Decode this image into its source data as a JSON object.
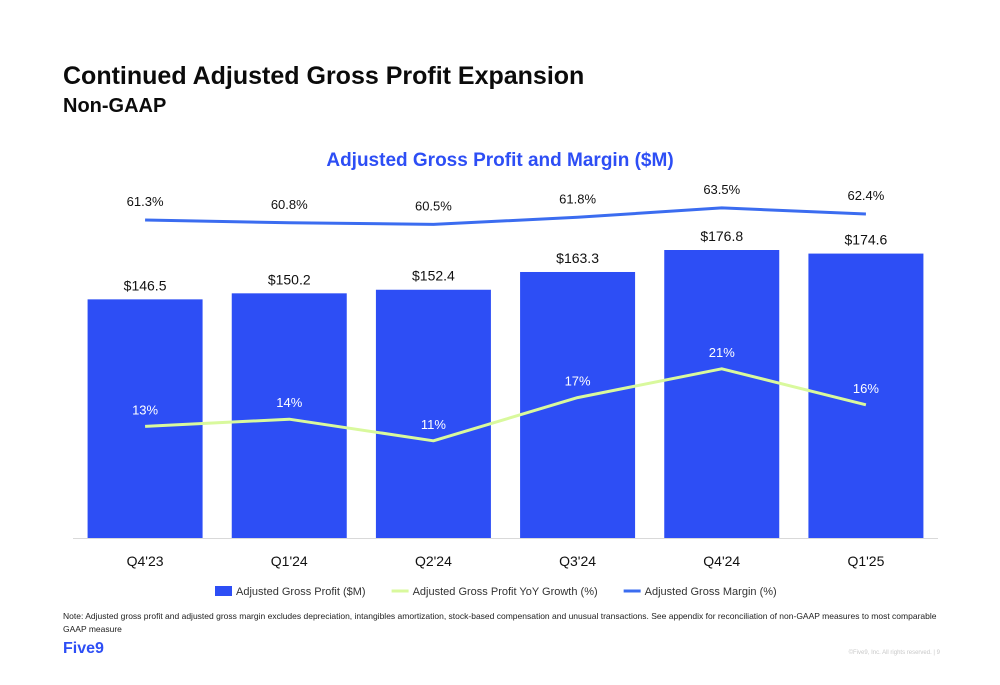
{
  "header": {
    "title": "Continued Adjusted Gross Profit Expansion",
    "subtitle": "Non-GAAP"
  },
  "chart_data": {
    "type": "bar",
    "title": "Adjusted Gross Profit and Margin ($M)",
    "categories": [
      "Q4'23",
      "Q1'24",
      "Q2'24",
      "Q3'24",
      "Q4'24",
      "Q1'25"
    ],
    "series": [
      {
        "name": "Adjusted Gross Profit ($M)",
        "kind": "bar",
        "color": "#2d4ef5",
        "values": [
          146.5,
          150.2,
          152.4,
          163.3,
          176.8,
          174.6
        ],
        "labels": [
          "$146.5",
          "$150.2",
          "$152.4",
          "$163.3",
          "$176.8",
          "$174.6"
        ]
      },
      {
        "name": "Adjusted Gross Profit YoY Growth (%)",
        "kind": "line",
        "color": "#d9f99d",
        "values": [
          13,
          14,
          11,
          17,
          21,
          16
        ],
        "labels": [
          "13%",
          "14%",
          "11%",
          "17%",
          "21%",
          "16%"
        ]
      },
      {
        "name": "Adjusted Gross Margin (%)",
        "kind": "line",
        "color": "#3b6cf0",
        "values": [
          61.3,
          60.8,
          60.5,
          61.8,
          63.5,
          62.4
        ],
        "labels": [
          "61.3%",
          "60.8%",
          "60.5%",
          "61.8%",
          "63.5%",
          "62.4%"
        ]
      }
    ],
    "legend_position": "bottom",
    "grid": false
  },
  "footer": {
    "note": "Note: Adjusted gross profit and adjusted gross margin excludes depreciation, intangibles amortization, stock-based compensation and unusual transactions. See appendix for reconciliation of non-GAAP measures to most comparable GAAP measure",
    "logo_text": "Five9",
    "copyright": "©Five9, Inc. All rights reserved. | 9"
  }
}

# # # # #

Select every line of the records holding the string "name".

        "name": "Adjusted Gross Profit ($M)",
        "name": "Adjusted Gross Profit YoY Growth (%)",
        "name": "Adjusted Gross Margin (%)",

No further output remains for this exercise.